## [Problem requirements]
Pictures within the data are to be left out; everything else must be reproduced exactly.

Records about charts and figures
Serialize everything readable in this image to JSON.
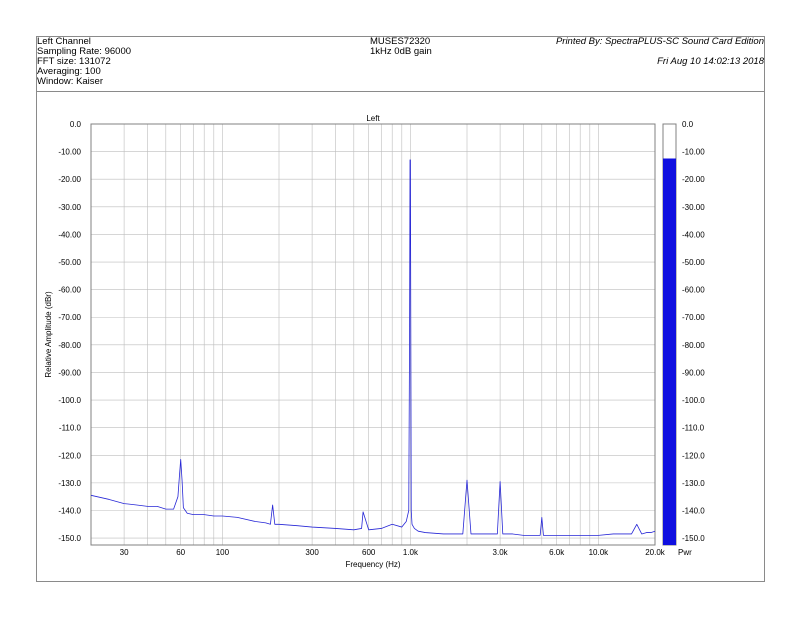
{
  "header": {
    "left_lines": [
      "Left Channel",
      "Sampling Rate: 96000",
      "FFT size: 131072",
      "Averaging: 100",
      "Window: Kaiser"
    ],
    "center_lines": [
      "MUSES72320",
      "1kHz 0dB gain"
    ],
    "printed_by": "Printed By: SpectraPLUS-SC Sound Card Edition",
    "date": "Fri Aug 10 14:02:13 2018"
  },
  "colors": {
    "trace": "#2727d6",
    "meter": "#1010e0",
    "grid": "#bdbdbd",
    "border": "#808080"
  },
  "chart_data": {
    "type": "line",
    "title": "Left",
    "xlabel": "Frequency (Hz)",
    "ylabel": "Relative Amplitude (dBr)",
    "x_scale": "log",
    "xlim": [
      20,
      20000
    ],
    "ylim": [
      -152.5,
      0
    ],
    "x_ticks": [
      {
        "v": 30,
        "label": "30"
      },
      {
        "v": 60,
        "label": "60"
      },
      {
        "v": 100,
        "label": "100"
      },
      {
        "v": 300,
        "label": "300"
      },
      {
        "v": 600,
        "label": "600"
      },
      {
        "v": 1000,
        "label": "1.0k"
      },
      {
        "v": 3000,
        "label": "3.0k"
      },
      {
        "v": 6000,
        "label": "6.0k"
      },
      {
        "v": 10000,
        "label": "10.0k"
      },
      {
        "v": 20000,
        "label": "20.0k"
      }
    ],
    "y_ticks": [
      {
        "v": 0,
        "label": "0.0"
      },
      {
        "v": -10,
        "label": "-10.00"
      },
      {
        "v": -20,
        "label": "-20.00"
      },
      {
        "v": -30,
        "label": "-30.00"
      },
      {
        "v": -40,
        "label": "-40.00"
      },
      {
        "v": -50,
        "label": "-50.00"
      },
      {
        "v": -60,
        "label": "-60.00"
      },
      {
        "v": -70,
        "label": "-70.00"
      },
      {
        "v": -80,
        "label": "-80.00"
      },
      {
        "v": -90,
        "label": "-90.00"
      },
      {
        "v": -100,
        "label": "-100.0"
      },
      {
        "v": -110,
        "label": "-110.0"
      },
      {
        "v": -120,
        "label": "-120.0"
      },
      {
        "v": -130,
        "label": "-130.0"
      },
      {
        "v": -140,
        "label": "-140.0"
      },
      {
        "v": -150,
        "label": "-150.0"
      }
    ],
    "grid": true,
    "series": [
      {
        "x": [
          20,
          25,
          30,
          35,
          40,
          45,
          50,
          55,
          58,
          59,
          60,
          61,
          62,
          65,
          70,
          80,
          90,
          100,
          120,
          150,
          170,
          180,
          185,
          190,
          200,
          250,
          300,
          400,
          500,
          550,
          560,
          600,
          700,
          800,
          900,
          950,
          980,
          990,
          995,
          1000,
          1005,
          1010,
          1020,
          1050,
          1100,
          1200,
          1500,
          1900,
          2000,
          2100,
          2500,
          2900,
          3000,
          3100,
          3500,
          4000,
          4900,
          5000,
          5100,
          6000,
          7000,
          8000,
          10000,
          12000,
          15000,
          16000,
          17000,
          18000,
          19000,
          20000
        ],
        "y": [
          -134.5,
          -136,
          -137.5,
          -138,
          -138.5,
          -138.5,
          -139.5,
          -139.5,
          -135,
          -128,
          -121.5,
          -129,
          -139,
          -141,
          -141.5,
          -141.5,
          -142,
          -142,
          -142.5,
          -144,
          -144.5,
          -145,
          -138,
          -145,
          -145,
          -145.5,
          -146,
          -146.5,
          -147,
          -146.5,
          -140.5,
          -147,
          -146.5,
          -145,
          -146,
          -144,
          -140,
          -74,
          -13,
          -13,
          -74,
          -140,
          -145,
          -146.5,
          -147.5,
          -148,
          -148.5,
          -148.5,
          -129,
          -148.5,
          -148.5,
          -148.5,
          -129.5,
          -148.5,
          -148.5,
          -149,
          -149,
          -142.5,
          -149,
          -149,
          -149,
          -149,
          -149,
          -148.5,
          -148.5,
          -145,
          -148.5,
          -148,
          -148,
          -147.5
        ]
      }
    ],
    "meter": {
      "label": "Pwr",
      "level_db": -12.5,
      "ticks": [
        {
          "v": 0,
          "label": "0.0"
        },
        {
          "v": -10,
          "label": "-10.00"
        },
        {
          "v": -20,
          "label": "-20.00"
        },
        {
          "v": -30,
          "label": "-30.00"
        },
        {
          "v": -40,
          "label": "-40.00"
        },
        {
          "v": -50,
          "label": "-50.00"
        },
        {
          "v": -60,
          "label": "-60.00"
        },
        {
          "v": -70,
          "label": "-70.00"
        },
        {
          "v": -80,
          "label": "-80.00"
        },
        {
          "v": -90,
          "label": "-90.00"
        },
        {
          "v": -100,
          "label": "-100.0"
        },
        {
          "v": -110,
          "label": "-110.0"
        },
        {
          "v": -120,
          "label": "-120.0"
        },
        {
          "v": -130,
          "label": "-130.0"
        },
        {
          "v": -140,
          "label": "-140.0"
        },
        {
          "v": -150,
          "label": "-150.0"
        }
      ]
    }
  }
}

## [Answer in full]
Serialize everything readable in this image to JSON.
{
  "header": {
    "left_lines": [
      "Left Channel",
      "Sampling Rate: 96000",
      "FFT size: 131072",
      "Averaging: 100",
      "Window: Kaiser"
    ],
    "center_lines": [
      "MUSES72320",
      "1kHz 0dB gain"
    ],
    "printed_by": "Printed By: SpectraPLUS-SC Sound Card Edition",
    "date": "Fri Aug 10 14:02:13 2018"
  },
  "colors": {
    "trace": "#2727d6",
    "meter": "#1010e0",
    "grid": "#bdbdbd",
    "border": "#808080"
  },
  "chart_data": {
    "type": "line",
    "title": "Left",
    "xlabel": "Frequency (Hz)",
    "ylabel": "Relative Amplitude (dBr)",
    "x_scale": "log",
    "xlim": [
      20,
      20000
    ],
    "ylim": [
      -152.5,
      0
    ],
    "x_ticks": [
      {
        "v": 30,
        "label": "30"
      },
      {
        "v": 60,
        "label": "60"
      },
      {
        "v": 100,
        "label": "100"
      },
      {
        "v": 300,
        "label": "300"
      },
      {
        "v": 600,
        "label": "600"
      },
      {
        "v": 1000,
        "label": "1.0k"
      },
      {
        "v": 3000,
        "label": "3.0k"
      },
      {
        "v": 6000,
        "label": "6.0k"
      },
      {
        "v": 10000,
        "label": "10.0k"
      },
      {
        "v": 20000,
        "label": "20.0k"
      }
    ],
    "y_ticks": [
      {
        "v": 0,
        "label": "0.0"
      },
      {
        "v": -10,
        "label": "-10.00"
      },
      {
        "v": -20,
        "label": "-20.00"
      },
      {
        "v": -30,
        "label": "-30.00"
      },
      {
        "v": -40,
        "label": "-40.00"
      },
      {
        "v": -50,
        "label": "-50.00"
      },
      {
        "v": -60,
        "label": "-60.00"
      },
      {
        "v": -70,
        "label": "-70.00"
      },
      {
        "v": -80,
        "label": "-80.00"
      },
      {
        "v": -90,
        "label": "-90.00"
      },
      {
        "v": -100,
        "label": "-100.0"
      },
      {
        "v": -110,
        "label": "-110.0"
      },
      {
        "v": -120,
        "label": "-120.0"
      },
      {
        "v": -130,
        "label": "-130.0"
      },
      {
        "v": -140,
        "label": "-140.0"
      },
      {
        "v": -150,
        "label": "-150.0"
      }
    ],
    "grid": true,
    "series": [
      {
        "x": [
          20,
          25,
          30,
          35,
          40,
          45,
          50,
          55,
          58,
          59,
          60,
          61,
          62,
          65,
          70,
          80,
          90,
          100,
          120,
          150,
          170,
          180,
          185,
          190,
          200,
          250,
          300,
          400,
          500,
          550,
          560,
          600,
          700,
          800,
          900,
          950,
          980,
          990,
          995,
          1000,
          1005,
          1010,
          1020,
          1050,
          1100,
          1200,
          1500,
          1900,
          2000,
          2100,
          2500,
          2900,
          3000,
          3100,
          3500,
          4000,
          4900,
          5000,
          5100,
          6000,
          7000,
          8000,
          10000,
          12000,
          15000,
          16000,
          17000,
          18000,
          19000,
          20000
        ],
        "y": [
          -134.5,
          -136,
          -137.5,
          -138,
          -138.5,
          -138.5,
          -139.5,
          -139.5,
          -135,
          -128,
          -121.5,
          -129,
          -139,
          -141,
          -141.5,
          -141.5,
          -142,
          -142,
          -142.5,
          -144,
          -144.5,
          -145,
          -138,
          -145,
          -145,
          -145.5,
          -146,
          -146.5,
          -147,
          -146.5,
          -140.5,
          -147,
          -146.5,
          -145,
          -146,
          -144,
          -140,
          -74,
          -13,
          -13,
          -74,
          -140,
          -145,
          -146.5,
          -147.5,
          -148,
          -148.5,
          -148.5,
          -129,
          -148.5,
          -148.5,
          -148.5,
          -129.5,
          -148.5,
          -148.5,
          -149,
          -149,
          -142.5,
          -149,
          -149,
          -149,
          -149,
          -149,
          -148.5,
          -148.5,
          -145,
          -148.5,
          -148,
          -148,
          -147.5
        ]
      }
    ],
    "meter": {
      "label": "Pwr",
      "level_db": -12.5,
      "ticks": [
        {
          "v": 0,
          "label": "0.0"
        },
        {
          "v": -10,
          "label": "-10.00"
        },
        {
          "v": -20,
          "label": "-20.00"
        },
        {
          "v": -30,
          "label": "-30.00"
        },
        {
          "v": -40,
          "label": "-40.00"
        },
        {
          "v": -50,
          "label": "-50.00"
        },
        {
          "v": -60,
          "label": "-60.00"
        },
        {
          "v": -70,
          "label": "-70.00"
        },
        {
          "v": -80,
          "label": "-80.00"
        },
        {
          "v": -90,
          "label": "-90.00"
        },
        {
          "v": -100,
          "label": "-100.0"
        },
        {
          "v": -110,
          "label": "-110.0"
        },
        {
          "v": -120,
          "label": "-120.0"
        },
        {
          "v": -130,
          "label": "-130.0"
        },
        {
          "v": -140,
          "label": "-140.0"
        },
        {
          "v": -150,
          "label": "-150.0"
        }
      ]
    }
  }
}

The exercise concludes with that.